_Written exercise:_ Exclude the pictures; give every entry again exactly as written.

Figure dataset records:
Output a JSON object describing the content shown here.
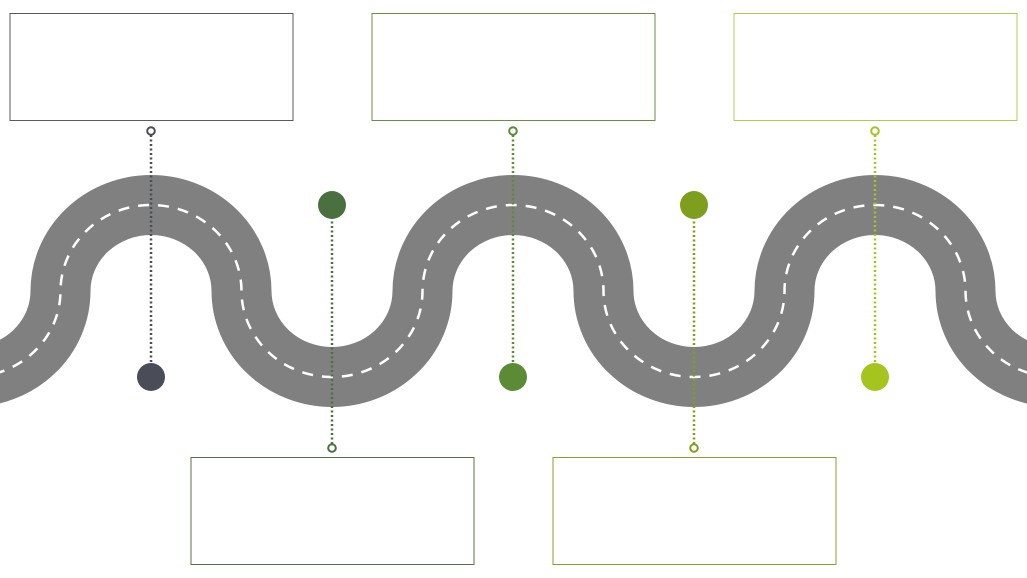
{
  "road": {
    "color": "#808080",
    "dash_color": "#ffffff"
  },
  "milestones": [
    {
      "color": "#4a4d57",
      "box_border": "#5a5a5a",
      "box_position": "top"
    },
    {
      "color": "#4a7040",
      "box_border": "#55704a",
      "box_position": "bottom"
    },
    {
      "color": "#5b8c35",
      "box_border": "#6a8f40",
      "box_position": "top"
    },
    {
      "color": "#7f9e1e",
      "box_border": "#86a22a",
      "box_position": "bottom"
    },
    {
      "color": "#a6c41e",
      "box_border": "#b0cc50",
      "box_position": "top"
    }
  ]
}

_Solution to the problem:_
Output a JSON object describing the content shown here.
{
  "road": {
    "color": "#808080",
    "dash_color": "#ffffff"
  },
  "milestones": [
    {
      "color": "#4a4d57",
      "box_border": "#5a5a5a",
      "box_position": "top"
    },
    {
      "color": "#4a7040",
      "box_border": "#55704a",
      "box_position": "bottom"
    },
    {
      "color": "#5b8c35",
      "box_border": "#6a8f40",
      "box_position": "top"
    },
    {
      "color": "#7f9e1e",
      "box_border": "#86a22a",
      "box_position": "bottom"
    },
    {
      "color": "#a6c41e",
      "box_border": "#b0cc50",
      "box_position": "top"
    }
  ]
}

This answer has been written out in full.